● INSTRUCTION
Extract every record, keeping each one exactly as it is.

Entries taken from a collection
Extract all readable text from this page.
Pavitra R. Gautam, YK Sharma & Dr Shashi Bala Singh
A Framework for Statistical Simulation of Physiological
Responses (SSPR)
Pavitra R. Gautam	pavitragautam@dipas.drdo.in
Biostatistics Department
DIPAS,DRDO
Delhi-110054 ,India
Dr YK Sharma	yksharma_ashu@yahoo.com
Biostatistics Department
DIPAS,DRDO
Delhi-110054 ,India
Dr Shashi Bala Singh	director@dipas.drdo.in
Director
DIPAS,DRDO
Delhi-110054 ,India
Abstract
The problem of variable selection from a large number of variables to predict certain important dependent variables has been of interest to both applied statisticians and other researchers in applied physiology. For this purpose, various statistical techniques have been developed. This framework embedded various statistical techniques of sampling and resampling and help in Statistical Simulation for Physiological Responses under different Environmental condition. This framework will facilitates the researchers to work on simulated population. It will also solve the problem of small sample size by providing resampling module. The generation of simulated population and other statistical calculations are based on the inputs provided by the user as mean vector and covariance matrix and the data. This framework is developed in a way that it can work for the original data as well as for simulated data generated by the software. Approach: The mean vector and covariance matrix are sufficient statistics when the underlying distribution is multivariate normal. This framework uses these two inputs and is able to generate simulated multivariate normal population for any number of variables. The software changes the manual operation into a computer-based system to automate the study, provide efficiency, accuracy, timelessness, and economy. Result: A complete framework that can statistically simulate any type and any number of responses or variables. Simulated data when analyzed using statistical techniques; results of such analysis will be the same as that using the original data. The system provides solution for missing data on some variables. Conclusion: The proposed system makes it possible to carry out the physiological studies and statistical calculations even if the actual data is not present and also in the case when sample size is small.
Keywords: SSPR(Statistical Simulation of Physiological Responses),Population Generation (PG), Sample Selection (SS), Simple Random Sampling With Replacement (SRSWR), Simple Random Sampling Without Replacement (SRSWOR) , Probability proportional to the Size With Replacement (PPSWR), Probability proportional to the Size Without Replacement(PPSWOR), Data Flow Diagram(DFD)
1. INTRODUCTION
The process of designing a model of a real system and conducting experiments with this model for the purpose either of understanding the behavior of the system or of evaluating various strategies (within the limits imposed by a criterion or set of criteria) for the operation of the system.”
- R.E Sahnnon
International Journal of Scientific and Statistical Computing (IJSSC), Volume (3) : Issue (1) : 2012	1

● EXERCISE RESULT
Extract all readable text from this page.
Pavitra R. Gautam, YK Sharma & Dr Shashi Bala Singh
A Framework for Statistical Simulation of Physiological
Responses (SSPR)
Pavitra R. Gautam	pavitragautam@dipas.drdo.in
Biostatistics Department
DIPAS,DRDO
Delhi-110054 ,India
Dr YK Sharma	yksharma_ashu@yahoo.com
Biostatistics Department
DIPAS,DRDO
Delhi-110054 ,India
Dr Shashi Bala Singh	director@dipas.drdo.in
Director
DIPAS,DRDO
Delhi-110054 ,India
Abstract
The problem of variable selection from a large number of variables to predict certain important dependent variables has been of interest to both applied statisticians and other researchers in applied physiology. For this purpose, various statistical techniques have been developed. This framework embedded various statistical techniques of sampling and resampling and help in Statistical Simulation for Physiological Responses under different Environmental condition. This framework will facilitates the researchers to work on simulated population. It will also solve the problem of small sample size by providing resampling module. The generation of simulated population and other statistical calculations are based on the inputs provided by the user as mean vector and covariance matrix and the data. This framework is developed in a way that it can work for the original data as well as for simulated data generated by the software. Approach: The mean vector and covariance matrix are sufficient statistics when the underlying distribution is multivariate normal. This framework uses these two inputs and is able to generate simulated multivariate normal population for any number of variables. The software changes the manual operation into a computer-based system to automate the study, provide efficiency, accuracy, timelessness, and economy. Result: A complete framework that can statistically simulate any type and any number of responses or variables. Simulated data when analyzed using statistical techniques; results of such analysis will be the same as that using the original data. The system provides solution for missing data on some variables. Conclusion: The proposed system makes it possible to carry out the physiological studies and statistical calculations even if the actual data is not present and also in the case when sample size is small.
Keywords: SSPR(Statistical Simulation of Physiological Responses),Population Generation (PG), Sample Selection (SS), Simple Random Sampling With Replacement (SRSWR), Simple Random Sampling Without Replacement (SRSWOR) , Probability proportional to the Size With Replacement (PPSWR), Probability proportional to the Size Without Replacement(PPSWOR), Data Flow Diagram(DFD)
1. INTRODUCTION
The process of designing a model of a real system and conducting experiments with this model for the purpose either of understanding the behavior of the system or of evaluating various strategies (within the limits imposed by a criterion or set of criteria) for the operation of the system.”
- R.E Sahnnon
International Journal of Scientific and Statistical Computing (IJSSC), Volume (3) : Issue (1) : 2012	1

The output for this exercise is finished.